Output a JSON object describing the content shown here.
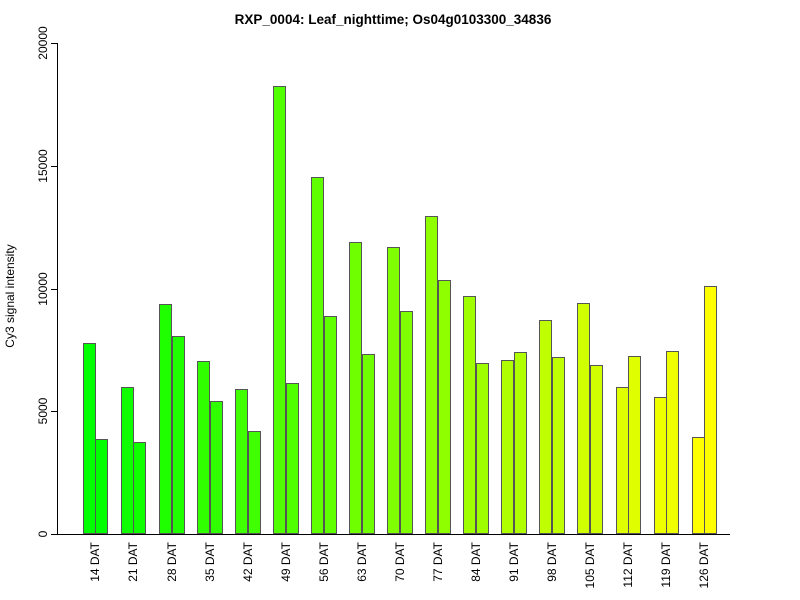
{
  "chart_data": {
    "type": "bar",
    "grouped": true,
    "title": "RXP_0004: Leaf_nighttime; Os04g0103300_34836",
    "xlabel": "",
    "ylabel": "Cy3 signal intensity",
    "ylim": [
      0,
      20000
    ],
    "yticks": [
      0,
      5000,
      10000,
      15000,
      20000
    ],
    "ytick_labels": [
      "0",
      "5000",
      "10000",
      "15000",
      "20000"
    ],
    "grid": false,
    "legend": "none",
    "categories": [
      "14 DAT",
      "21 DAT",
      "28 DAT",
      "35 DAT",
      "42 DAT",
      "49 DAT",
      "56 DAT",
      "63 DAT",
      "70 DAT",
      "77 DAT",
      "84 DAT",
      "91 DAT",
      "98 DAT",
      "105 DAT",
      "112 DAT",
      "119 DAT",
      "126 DAT"
    ],
    "series": [
      {
        "name": "",
        "values": [
          7800,
          6000,
          9350,
          7050,
          5900,
          18250,
          14550,
          11900,
          11700,
          12950,
          9700,
          7100,
          8700,
          9400,
          6000,
          5600,
          3950
        ]
      },
      {
        "name": "",
        "values": [
          3850,
          3750,
          8050,
          5400,
          4200,
          6150,
          8900,
          7350,
          9100,
          10350,
          6950,
          7400,
          7200,
          6900,
          7250,
          7450,
          10100
        ]
      }
    ],
    "group_colors": [
      "#00FF00",
      "#10FF00",
      "#20FF00",
      "#30FF00",
      "#40FF00",
      "#50FF00",
      "#60FF00",
      "#70FF00",
      "#80FF00",
      "#8FFF00",
      "#9FFF00",
      "#AFFF00",
      "#BFFF00",
      "#CFFF00",
      "#DFFF00",
      "#EFFF00",
      "#FFFF00"
    ],
    "bar_border_color": "#555555",
    "axis_color": "#000000",
    "text_color": "#000000",
    "background_color": "#FFFFFF"
  }
}
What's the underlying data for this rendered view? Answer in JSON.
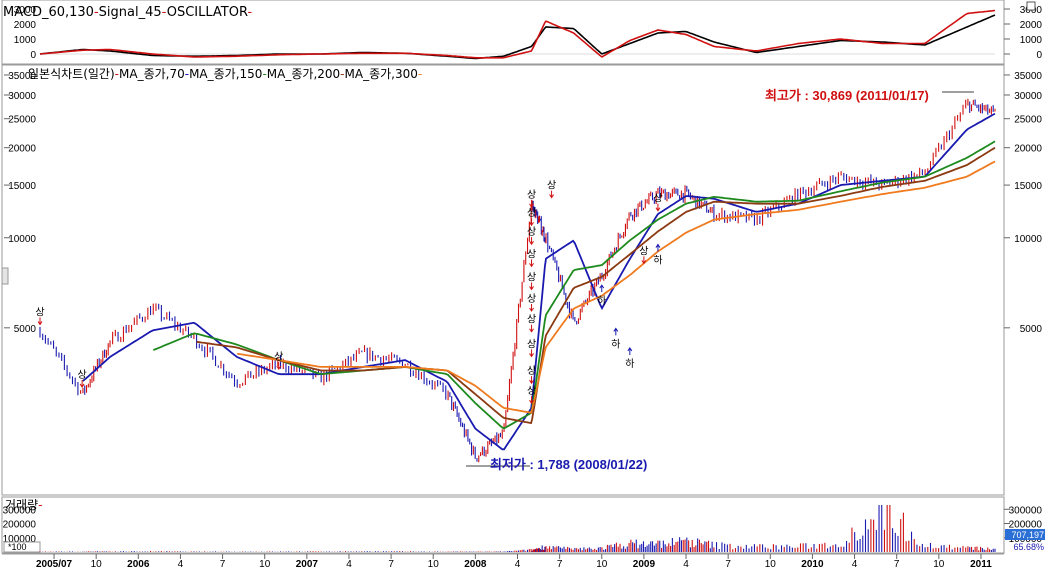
{
  "colors": {
    "macd": "#000000",
    "signal": "#d01010",
    "ma70": "#1a1ab0",
    "ma150": "#1e8a1e",
    "ma200": "#8b3a12",
    "ma300": "#f07a1e",
    "price_up": "#d01010",
    "price_down": "#1a1ab0",
    "high_label": "#d01010",
    "low_label": "#1a1ab0",
    "volume": "#1a1ab0",
    "volume_value_bg": "#2a6fd6",
    "ratio_text": "#1a1ab0"
  },
  "macd_panel": {
    "legend_macd": "MACD_60,130",
    "legend_signal": "Signal_45",
    "legend_osc": "OSCILLATOR",
    "sep": "-",
    "ticks": [
      "3000",
      "2000",
      "1000",
      "0"
    ],
    "ylim": [
      -400,
      3200
    ]
  },
  "price_panel": {
    "legend_title": "일본식차트(일간)",
    "legend_ma": [
      "MA_종가,70",
      "MA_종가,150",
      "MA_종가,200",
      "MA_종가,300"
    ],
    "sep": "-",
    "ticks": [
      "35000",
      "30000",
      "25000",
      "20000",
      "15000",
      "10000",
      "5000"
    ],
    "high_label": "최고가 : 30,869 (2011/01/17)",
    "low_label": "최저가 : 1,788 (2008/01/22)",
    "up_marker": "상",
    "down_marker": "하"
  },
  "volume_panel": {
    "legend": "거래량",
    "ticks": [
      "300000",
      "200000",
      "100000"
    ],
    "scale_label": "*100",
    "current_value": "707,197",
    "ratio": "65.68%"
  },
  "x_axis": {
    "labels": [
      "2005/07",
      "10",
      "2006",
      "4",
      "7",
      "10",
      "2007",
      "4",
      "7",
      "10",
      "2008",
      "4",
      "7",
      "10",
      "2009",
      "4",
      "7",
      "10",
      "2010",
      "4",
      "7",
      "10",
      "2011"
    ]
  },
  "chart_data": {
    "type": "line",
    "log_scale": true,
    "x": [
      "2005-06",
      "2005-09",
      "2005-11",
      "2006-02",
      "2006-05",
      "2006-08",
      "2006-11",
      "2007-02",
      "2007-05",
      "2007-08",
      "2007-11",
      "2008-01",
      "2008-03",
      "2008-05",
      "2008-06",
      "2008-08",
      "2008-10",
      "2008-12",
      "2009-02",
      "2009-04",
      "2009-06",
      "2009-09",
      "2009-12",
      "2010-03",
      "2010-06",
      "2010-09",
      "2010-12",
      "2011-02"
    ],
    "series": [
      {
        "name": "일본식차트(일간)",
        "values": [
          4900,
          3000,
          4500,
          5800,
          4600,
          3300,
          3800,
          3400,
          4100,
          3800,
          3000,
          1850,
          2200,
          13000,
          10000,
          5200,
          7500,
          12000,
          14000,
          14000,
          12000,
          11500,
          14000,
          16000,
          15000,
          16500,
          28000,
          26000
        ]
      },
      {
        "name": "MA_종가,70",
        "values": [
          null,
          3300,
          4000,
          4900,
          5200,
          4000,
          3500,
          3500,
          3700,
          3900,
          3300,
          2300,
          1950,
          2700,
          8500,
          9800,
          5800,
          8500,
          12000,
          13800,
          13500,
          12200,
          13000,
          15000,
          15500,
          16000,
          23000,
          26000
        ]
      },
      {
        "name": "MA_종가,150",
        "values": [
          null,
          null,
          null,
          4200,
          4800,
          4400,
          3900,
          3500,
          3600,
          3700,
          3500,
          2800,
          2300,
          2600,
          5500,
          7800,
          8100,
          9800,
          11500,
          13000,
          13700,
          13200,
          13300,
          14300,
          15300,
          16000,
          18500,
          21000
        ]
      },
      {
        "name": "MA_종가,200",
        "values": [
          null,
          null,
          null,
          null,
          4500,
          4300,
          3900,
          3600,
          3600,
          3700,
          3600,
          3000,
          2500,
          2400,
          4700,
          6800,
          7400,
          8800,
          10500,
          12200,
          13200,
          13000,
          13000,
          13800,
          14800,
          15500,
          17500,
          20000
        ]
      },
      {
        "name": "MA_종가,300",
        "values": [
          null,
          null,
          null,
          null,
          null,
          4100,
          3900,
          3700,
          3700,
          3700,
          3600,
          3200,
          2700,
          2600,
          4300,
          5800,
          6400,
          7500,
          9000,
          10400,
          11500,
          12000,
          12400,
          13200,
          14000,
          14700,
          16000,
          18000
        ]
      },
      {
        "name": "MACD_60,130",
        "values": [
          0,
          300,
          200,
          -100,
          -150,
          -100,
          0,
          0,
          100,
          50,
          -150,
          -300,
          -150,
          500,
          1800,
          1700,
          0,
          700,
          1400,
          1500,
          800,
          100,
          500,
          900,
          800,
          600,
          1800,
          2600
        ]
      },
      {
        "name": "Signal_45",
        "values": [
          0,
          250,
          300,
          0,
          -200,
          -150,
          -50,
          0,
          50,
          50,
          -100,
          -250,
          -250,
          200,
          2200,
          1400,
          -200,
          900,
          1600,
          1300,
          500,
          200,
          700,
          1000,
          700,
          700,
          2700,
          2900
        ]
      },
      {
        "name": "거래량",
        "values": [
          3000,
          3000,
          4000,
          5000,
          3000,
          3000,
          3000,
          4000,
          5000,
          4000,
          3000,
          2500,
          3000,
          15000,
          40000,
          20000,
          30000,
          60000,
          60000,
          80000,
          50000,
          40000,
          40000,
          60000,
          330000,
          50000,
          30000,
          20000
        ]
      }
    ],
    "annotations": [
      {
        "text": "최고가 : 30,869 (2011/01/17)",
        "x": "2011-01-17",
        "y": 30869
      },
      {
        "text": "최저가 : 1,788 (2008/01/22)",
        "x": "2008-01-22",
        "y": 1788
      }
    ]
  }
}
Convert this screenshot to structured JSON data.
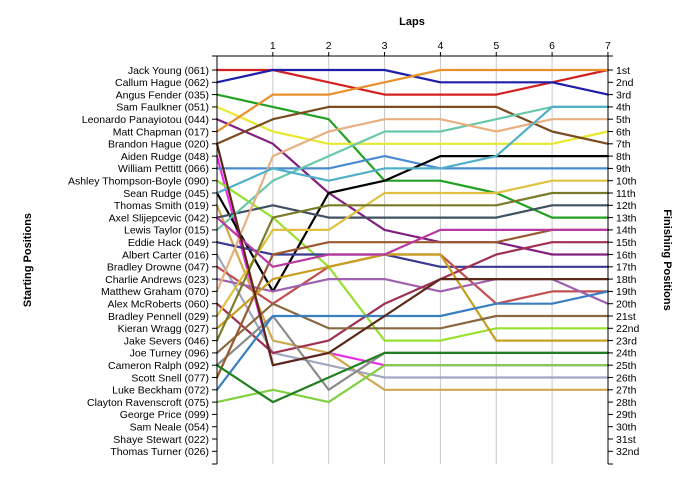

What you need to do :: Reproduce the entries above exactly. Do not include the images.

Answer for this exercise ::
Output a JSON object describing the content shown here.
{
  "chart_data": {
    "type": "bar",
    "grouped": true,
    "title": "RXP_0004: Leaf_nighttime; Os04g0103300_34836",
    "xlabel": "",
    "ylabel": "Cy3 signal intensity",
    "ylim": [
      0,
      20000
    ],
    "yticks": [
      0,
      5000,
      10000,
      15000,
      20000
    ],
    "ytick_labels": [
      "0",
      "5000",
      "10000",
      "15000",
      "20000"
    ],
    "grid": false,
    "legend": "none",
    "categories": [
      "14 DAT",
      "21 DAT",
      "28 DAT",
      "35 DAT",
      "42 DAT",
      "49 DAT",
      "56 DAT",
      "63 DAT",
      "70 DAT",
      "77 DAT",
      "84 DAT",
      "91 DAT",
      "98 DAT",
      "105 DAT",
      "112 DAT",
      "119 DAT",
      "126 DAT"
    ],
    "series": [
      {
        "name": "",
        "values": [
          7800,
          6000,
          9350,
          7050,
          5900,
          18250,
          14550,
          11900,
          11700,
          12950,
          9700,
          7100,
          8700,
          9400,
          6000,
          5600,
          3950
        ]
      },
      {
        "name": "",
        "values": [
          3850,
          3750,
          8050,
          5400,
          4200,
          6150,
          8900,
          7350,
          9100,
          10350,
          6950,
          7400,
          7200,
          6900,
          7250,
          7450,
          10100
        ]
      }
    ],
    "group_colors": [
      "#00FF00",
      "#10FF00",
      "#20FF00",
      "#30FF00",
      "#40FF00",
      "#50FF00",
      "#60FF00",
      "#70FF00",
      "#80FF00",
      "#8FFF00",
      "#9FFF00",
      "#AFFF00",
      "#BFFF00",
      "#CFFF00",
      "#DFFF00",
      "#EFFF00",
      "#FFFF00"
    ],
    "bar_border_color": "#555555",
    "axis_color": "#000000",
    "text_color": "#000000",
    "background_color": "#FFFFFF"
  }
}
What's the underlying data for this rendered view? Answer in JSON.
{
  "colors": {
    "macd": "#000000",
    "signal": "#d01010",
    "ma70": "#1a1ab0",
    "ma150": "#1e8a1e",
    "ma200": "#8b3a12",
    "ma300": "#f07a1e",
    "price_up": "#d01010",
    "price_down": "#1a1ab0",
    "high_label": "#d01010",
    "low_label": "#1a1ab0",
    "volume": "#1a1ab0",
    "volume_value_bg": "#2a6fd6",
    "ratio_text": "#1a1ab0"
  },
  "macd_panel": {
    "legend_macd": "MACD_60,130",
    "legend_signal": "Signal_45",
    "legend_osc": "OSCILLATOR",
    "sep": "-",
    "ticks": [
      "3000",
      "2000",
      "1000",
      "0"
    ],
    "ylim": [
      -400,
      3200
    ]
  },
  "price_panel": {
    "legend_title": "일본식차트(일간)",
    "legend_ma": [
      "MA_종가,70",
      "MA_종가,150",
      "MA_종가,200",
      "MA_종가,300"
    ],
    "sep": "-",
    "ticks": [
      "35000",
      "30000",
      "25000",
      "20000",
      "15000",
      "10000",
      "5000"
    ],
    "high_label": "최고가 : 30,869 (2011/01/17)",
    "low_label": "최저가 : 1,788 (2008/01/22)",
    "up_marker": "상",
    "down_marker": "하"
  },
  "volume_panel": {
    "legend": "거래량",
    "ticks": [
      "300000",
      "200000",
      "100000"
    ],
    "scale_label": "*100",
    "current_value": "707,197",
    "ratio": "65.68%"
  },
  "x_axis": {
    "labels": [
      "2005/07",
      "10",
      "2006",
      "4",
      "7",
      "10",
      "2007",
      "4",
      "7",
      "10",
      "2008",
      "4",
      "7",
      "10",
      "2009",
      "4",
      "7",
      "10",
      "2010",
      "4",
      "7",
      "10",
      "2011"
    ]
  },
  "chart_data": {
    "type": "line",
    "log_scale": true,
    "x": [
      "2005-06",
      "2005-09",
      "2005-11",
      "2006-02",
      "2006-05",
      "2006-08",
      "2006-11",
      "2007-02",
      "2007-05",
      "2007-08",
      "2007-11",
      "2008-01",
      "2008-03",
      "2008-05",
      "2008-06",
      "2008-08",
      "2008-10",
      "2008-12",
      "2009-02",
      "2009-04",
      "2009-06",
      "2009-09",
      "2009-12",
      "2010-03",
      "2010-06",
      "2010-09",
      "2010-12",
      "2011-02"
    ],
    "series": [
      {
        "name": "일본식차트(일간)",
        "values": [
          4900,
          3000,
          4500,
          5800,
          4600,
          3300,
          3800,
          3400,
          4100,
          3800,
          3000,
          1850,
          2200,
          13000,
          10000,
          5200,
          7500,
          12000,
          14000,
          14000,
          12000,
          11500,
          14000,
          16000,
          15000,
          16500,
          28000,
          26000
        ]
      },
      {
        "name": "MA_종가,70",
        "values": [
          null,
          3300,
          4000,
          4900,
          5200,
          4000,
          3500,
          3500,
          3700,
          3900,
          3300,
          2300,
          1950,
          2700,
          8500,
          9800,
          5800,
          8500,
          12000,
          13800,
          13500,
          12200,
          13000,
          15000,
          15500,
          16000,
          23000,
          26000
        ]
      },
      {
        "name": "MA_종가,150",
        "values": [
          null,
          null,
          null,
          4200,
          4800,
          4400,
          3900,
          3500,
          3600,
          3700,
          3500,
          2800,
          2300,
          2600,
          5500,
          7800,
          8100,
          9800,
          11500,
          13000,
          13700,
          13200,
          13300,
          14300,
          15300,
          16000,
          18500,
          21000
        ]
      },
      {
        "name": "MA_종가,200",
        "values": [
          null,
          null,
          null,
          null,
          4500,
          4300,
          3900,
          3600,
          3600,
          3700,
          3600,
          3000,
          2500,
          2400,
          4700,
          6800,
          7400,
          8800,
          10500,
          12200,
          13200,
          13000,
          13000,
          13800,
          14800,
          15500,
          17500,
          20000
        ]
      },
      {
        "name": "MA_종가,300",
        "values": [
          null,
          null,
          null,
          null,
          null,
          4100,
          3900,
          3700,
          3700,
          3700,
          3600,
          3200,
          2700,
          2600,
          4300,
          5800,
          6400,
          7500,
          9000,
          10400,
          11500,
          12000,
          12400,
          13200,
          14000,
          14700,
          16000,
          18000
        ]
      },
      {
        "name": "MACD_60,130",
        "values": [
          0,
          300,
          200,
          -100,
          -150,
          -100,
          0,
          0,
          100,
          50,
          -150,
          -300,
          -150,
          500,
          1800,
          1700,
          0,
          700,
          1400,
          1500,
          800,
          100,
          500,
          900,
          800,
          600,
          1800,
          2600
        ]
      },
      {
        "name": "Signal_45",
        "values": [
          0,
          250,
          300,
          0,
          -200,
          -150,
          -50,
          0,
          50,
          50,
          -100,
          -250,
          -250,
          200,
          2200,
          1400,
          -200,
          900,
          1600,
          1300,
          500,
          200,
          700,
          1000,
          700,
          700,
          2700,
          2900
        ]
      },
      {
        "name": "거래량",
        "values": [
          3000,
          3000,
          4000,
          5000,
          3000,
          3000,
          3000,
          4000,
          5000,
          4000,
          3000,
          2500,
          3000,
          15000,
          40000,
          20000,
          30000,
          60000,
          60000,
          80000,
          50000,
          40000,
          40000,
          60000,
          330000,
          50000,
          30000,
          20000
        ]
      }
    ],
    "annotations": [
      {
        "text": "최고가 : 30,869 (2011/01/17)",
        "x": "2011-01-17",
        "y": 30869
      },
      {
        "text": "최저가 : 1,788 (2008/01/22)",
        "x": "2008-01-22",
        "y": 1788
      }
    ]
  }
}
Convert this screenshot to structured JSON data.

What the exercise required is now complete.